__GOAL__
In full and without alteration, repeat the material.
== STORED ROWS ==
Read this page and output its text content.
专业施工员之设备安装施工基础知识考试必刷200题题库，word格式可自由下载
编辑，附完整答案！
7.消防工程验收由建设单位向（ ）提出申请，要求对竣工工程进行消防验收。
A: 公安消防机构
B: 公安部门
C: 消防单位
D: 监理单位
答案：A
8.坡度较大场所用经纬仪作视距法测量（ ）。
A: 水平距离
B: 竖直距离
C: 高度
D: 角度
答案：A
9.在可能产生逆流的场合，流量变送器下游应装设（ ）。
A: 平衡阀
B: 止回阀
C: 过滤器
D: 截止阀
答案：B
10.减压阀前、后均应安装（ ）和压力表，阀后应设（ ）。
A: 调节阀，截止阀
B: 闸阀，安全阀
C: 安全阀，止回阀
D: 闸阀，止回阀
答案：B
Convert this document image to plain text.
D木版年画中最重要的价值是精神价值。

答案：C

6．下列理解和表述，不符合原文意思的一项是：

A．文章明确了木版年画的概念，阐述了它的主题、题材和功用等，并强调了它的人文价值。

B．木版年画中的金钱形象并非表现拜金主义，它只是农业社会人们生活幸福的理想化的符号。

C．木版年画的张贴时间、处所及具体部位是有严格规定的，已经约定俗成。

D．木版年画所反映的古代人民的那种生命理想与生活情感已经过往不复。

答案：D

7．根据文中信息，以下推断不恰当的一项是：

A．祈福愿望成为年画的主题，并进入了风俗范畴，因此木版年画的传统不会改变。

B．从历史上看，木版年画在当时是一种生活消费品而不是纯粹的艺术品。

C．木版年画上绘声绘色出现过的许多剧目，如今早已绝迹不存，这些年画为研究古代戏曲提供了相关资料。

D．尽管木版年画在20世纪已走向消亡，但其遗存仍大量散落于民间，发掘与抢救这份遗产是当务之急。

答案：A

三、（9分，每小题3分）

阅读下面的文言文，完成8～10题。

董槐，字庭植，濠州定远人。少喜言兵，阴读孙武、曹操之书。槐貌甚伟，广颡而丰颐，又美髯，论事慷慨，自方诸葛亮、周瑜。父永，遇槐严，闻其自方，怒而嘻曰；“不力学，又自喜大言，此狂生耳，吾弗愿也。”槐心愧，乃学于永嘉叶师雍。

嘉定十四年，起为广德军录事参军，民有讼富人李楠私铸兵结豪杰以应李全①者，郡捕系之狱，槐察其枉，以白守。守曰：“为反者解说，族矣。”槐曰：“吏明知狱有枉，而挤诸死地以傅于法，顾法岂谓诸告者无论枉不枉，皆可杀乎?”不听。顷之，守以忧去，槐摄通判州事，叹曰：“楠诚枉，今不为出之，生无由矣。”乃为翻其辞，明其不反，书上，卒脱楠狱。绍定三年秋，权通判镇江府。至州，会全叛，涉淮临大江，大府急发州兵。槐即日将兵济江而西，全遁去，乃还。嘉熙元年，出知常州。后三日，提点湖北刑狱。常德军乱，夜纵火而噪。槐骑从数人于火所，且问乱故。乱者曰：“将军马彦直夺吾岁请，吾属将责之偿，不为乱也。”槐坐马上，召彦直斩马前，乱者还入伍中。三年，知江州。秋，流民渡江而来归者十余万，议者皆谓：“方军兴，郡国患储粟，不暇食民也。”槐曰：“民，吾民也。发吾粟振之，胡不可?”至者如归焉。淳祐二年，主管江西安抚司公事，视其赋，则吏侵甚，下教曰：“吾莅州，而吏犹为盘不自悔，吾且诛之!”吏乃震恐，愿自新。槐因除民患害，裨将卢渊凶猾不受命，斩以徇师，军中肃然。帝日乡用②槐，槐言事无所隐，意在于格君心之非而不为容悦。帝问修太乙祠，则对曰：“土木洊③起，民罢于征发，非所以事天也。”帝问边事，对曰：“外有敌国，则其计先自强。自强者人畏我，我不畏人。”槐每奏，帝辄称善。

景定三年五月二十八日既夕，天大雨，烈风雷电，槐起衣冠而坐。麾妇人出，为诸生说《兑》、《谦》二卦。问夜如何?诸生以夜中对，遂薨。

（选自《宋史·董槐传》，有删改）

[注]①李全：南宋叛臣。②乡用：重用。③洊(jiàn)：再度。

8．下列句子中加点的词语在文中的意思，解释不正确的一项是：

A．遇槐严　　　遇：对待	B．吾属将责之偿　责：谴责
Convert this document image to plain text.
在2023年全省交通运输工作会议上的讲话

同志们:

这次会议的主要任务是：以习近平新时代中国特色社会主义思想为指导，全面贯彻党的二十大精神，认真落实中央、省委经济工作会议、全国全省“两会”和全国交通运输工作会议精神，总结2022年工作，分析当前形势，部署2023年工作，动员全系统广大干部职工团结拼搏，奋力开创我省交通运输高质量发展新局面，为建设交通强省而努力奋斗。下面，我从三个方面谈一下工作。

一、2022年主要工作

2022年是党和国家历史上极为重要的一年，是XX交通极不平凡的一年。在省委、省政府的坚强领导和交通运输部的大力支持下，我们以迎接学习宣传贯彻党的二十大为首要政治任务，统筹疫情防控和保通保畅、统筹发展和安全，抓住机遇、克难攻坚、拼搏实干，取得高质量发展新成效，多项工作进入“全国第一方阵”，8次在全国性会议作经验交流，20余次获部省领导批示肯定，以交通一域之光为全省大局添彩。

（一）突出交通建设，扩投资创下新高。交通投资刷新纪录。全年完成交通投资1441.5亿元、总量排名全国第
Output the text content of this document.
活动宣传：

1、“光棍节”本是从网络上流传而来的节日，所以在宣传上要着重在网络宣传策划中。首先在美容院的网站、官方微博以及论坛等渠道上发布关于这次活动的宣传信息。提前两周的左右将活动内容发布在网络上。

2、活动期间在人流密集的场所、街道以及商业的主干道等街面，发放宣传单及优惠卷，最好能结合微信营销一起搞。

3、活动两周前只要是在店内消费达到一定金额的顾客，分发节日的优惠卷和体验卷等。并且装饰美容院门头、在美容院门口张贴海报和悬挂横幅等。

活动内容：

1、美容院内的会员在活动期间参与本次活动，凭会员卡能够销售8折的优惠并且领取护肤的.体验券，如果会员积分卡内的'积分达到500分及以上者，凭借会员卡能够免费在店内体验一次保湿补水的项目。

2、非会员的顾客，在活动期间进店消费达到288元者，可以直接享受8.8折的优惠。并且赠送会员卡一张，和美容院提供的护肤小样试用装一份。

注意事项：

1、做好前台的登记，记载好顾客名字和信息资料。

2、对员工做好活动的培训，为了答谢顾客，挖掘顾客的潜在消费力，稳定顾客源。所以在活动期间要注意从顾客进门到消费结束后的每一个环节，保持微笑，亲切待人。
===
__EXERCISE RESULT__
Read this page and output its text content.
专业施工员之设备安装施工基础知识考试必刷200题题库，word格式可自由下载
编辑，附完整答案！
7.消防工程验收由建设单位向（ ）提出申请，要求对竣工工程进行消防验收。
A: 公安消防机构
B: 公安部门
C: 消防单位
D: 监理单位
答案：A
8.坡度较大场所用经纬仪作视距法测量（ ）。
A: 水平距离
B: 竖直距离
C: 高度
D: 角度
答案：A
9.在可能产生逆流的场合，流量变送器下游应装设（ ）。
A: 平衡阀
B: 止回阀
C: 过滤器
D: 截止阀
答案：B
10.减压阀前、后均应安装（ ）和压力表，阀后应设（ ）。
A: 调节阀，截止阀
B: 闸阀，安全阀
C: 安全阀，止回阀
D: 闸阀，止回阀
答案：B
Convert this document image to plain text.
D木版年画中最重要的价值是精神价值。

答案：C

6．下列理解和表述，不符合原文意思的一项是：

A．文章明确了木版年画的概念，阐述了它的主题、题材和功用等，并强调了它的人文价值。

B．木版年画中的金钱形象并非表现拜金主义，它只是农业社会人们生活幸福的理想化的符号。

C．木版年画的张贴时间、处所及具体部位是有严格规定的，已经约定俗成。

D．木版年画所反映的古代人民的那种生命理想与生活情感已经过往不复。

答案：D

7．根据文中信息，以下推断不恰当的一项是：

A．祈福愿望成为年画的主题，并进入了风俗范畴，因此木版年画的传统不会改变。

B．从历史上看，木版年画在当时是一种生活消费品而不是纯粹的艺术品。

C．木版年画上绘声绘色出现过的许多剧目，如今早已绝迹不存，这些年画为研究古代戏曲提供了相关资料。

D．尽管木版年画在20世纪已走向消亡，但其遗存仍大量散落于民间，发掘与抢救这份遗产是当务之急。

答案：A

三、（9分，每小题3分）

阅读下面的文言文，完成8～10题。

董槐，字庭植，濠州定远人。少喜言兵，阴读孙武、曹操之书。槐貌甚伟，广颡而丰颐，又美髯，论事慷慨，自方诸葛亮、周瑜。父永，遇槐严，闻其自方，怒而嘻曰；“不力学，又自喜大言，此狂生耳，吾弗愿也。”槐心愧，乃学于永嘉叶师雍。

嘉定十四年，起为广德军录事参军，民有讼富人李楠私铸兵结豪杰以应李全①者，郡捕系之狱，槐察其枉，以白守。守曰：“为反者解说，族矣。”槐曰：“吏明知狱有枉，而挤诸死地以傅于法，顾法岂谓诸告者无论枉不枉，皆可杀乎?”不听。顷之，守以忧去，槐摄通判州事，叹曰：“楠诚枉，今不为出之，生无由矣。”乃为翻其辞，明其不反，书上，卒脱楠狱。绍定三年秋，权通判镇江府。至州，会全叛，涉淮临大江，大府急发州兵。槐即日将兵济江而西，全遁去，乃还。嘉熙元年，出知常州。后三日，提点湖北刑狱。常德军乱，夜纵火而噪。槐骑从数人于火所，且问乱故。乱者曰：“将军马彦直夺吾岁请，吾属将责之偿，不为乱也。”槐坐马上，召彦直斩马前，乱者还入伍中。三年，知江州。秋，流民渡江而来归者十余万，议者皆谓：“方军兴，郡国患储粟，不暇食民也。”槐曰：“民，吾民也。发吾粟振之，胡不可?”至者如归焉。淳祐二年，主管江西安抚司公事，视其赋，则吏侵甚，下教曰：“吾莅州，而吏犹为盘不自悔，吾且诛之!”吏乃震恐，愿自新。槐因除民患害，裨将卢渊凶猾不受命，斩以徇师，军中肃然。帝日乡用②槐，槐言事无所隐，意在于格君心之非而不为容悦。帝问修太乙祠，则对曰：“土木洊③起，民罢于征发，非所以事天也。”帝问边事，对曰：“外有敌国，则其计先自强。自强者人畏我，我不畏人。”槐每奏，帝辄称善。

景定三年五月二十八日既夕，天大雨，烈风雷电，槐起衣冠而坐。麾妇人出，为诸生说《兑》、《谦》二卦。问夜如何?诸生以夜中对，遂薨。

（选自《宋史·董槐传》，有删改）

[注]①李全：南宋叛臣。②乡用：重用。③洊(jiàn)：再度。

8．下列句子中加点的词语在文中的意思，解释不正确的一项是：

A．遇槐严　　　遇：对待	B．吾属将责之偿　责：谴责
Convert this document image to plain text.
在2023年全省交通运输工作会议上的讲话

同志们:

这次会议的主要任务是：以习近平新时代中国特色社会主义思想为指导，全面贯彻党的二十大精神，认真落实中央、省委经济工作会议、全国全省“两会”和全国交通运输工作会议精神，总结2022年工作，分析当前形势，部署2023年工作，动员全系统广大干部职工团结拼搏，奋力开创我省交通运输高质量发展新局面，为建设交通强省而努力奋斗。下面，我从三个方面谈一下工作。

一、2022年主要工作

2022年是党和国家历史上极为重要的一年，是XX交通极不平凡的一年。在省委、省政府的坚强领导和交通运输部的大力支持下，我们以迎接学习宣传贯彻党的二十大为首要政治任务，统筹疫情防控和保通保畅、统筹发展和安全，抓住机遇、克难攻坚、拼搏实干，取得高质量发展新成效，多项工作进入“全国第一方阵”，8次在全国性会议作经验交流，20余次获部省领导批示肯定，以交通一域之光为全省大局添彩。

（一）突出交通建设，扩投资创下新高。交通投资刷新纪录。全年完成交通投资1441.5亿元、总量排名全国第
Output the text content of this document.
活动宣传：

1、“光棍节”本是从网络上流传而来的节日，所以在宣传上要着重在网络宣传策划中。首先在美容院的网站、官方微博以及论坛等渠道上发布关于这次活动的宣传信息。提前两周的左右将活动内容发布在网络上。

2、活动期间在人流密集的场所、街道以及商业的主干道等街面，发放宣传单及优惠卷，最好能结合微信营销一起搞。

3、活动两周前只要是在店内消费达到一定金额的顾客，分发节日的优惠卷和体验卷等。并且装饰美容院门头、在美容院门口张贴海报和悬挂横幅等。

活动内容：

1、美容院内的会员在活动期间参与本次活动，凭会员卡能够销售8折的优惠并且领取护肤的.体验券，如果会员积分卡内的'积分达到500分及以上者，凭借会员卡能够免费在店内体验一次保湿补水的项目。

2、非会员的顾客，在活动期间进店消费达到288元者，可以直接享受8.8折的优惠。并且赠送会员卡一张，和美容院提供的护肤小样试用装一份。

注意事项：

1、做好前台的登记，记载好顾客名字和信息资料。

2、对员工做好活动的培训，为了答谢顾客，挖掘顾客的潜在消费力，稳定顾客源。所以在活动期间要注意从顾客进门到消费结束后的每一个环节，保持微笑，亲切待人。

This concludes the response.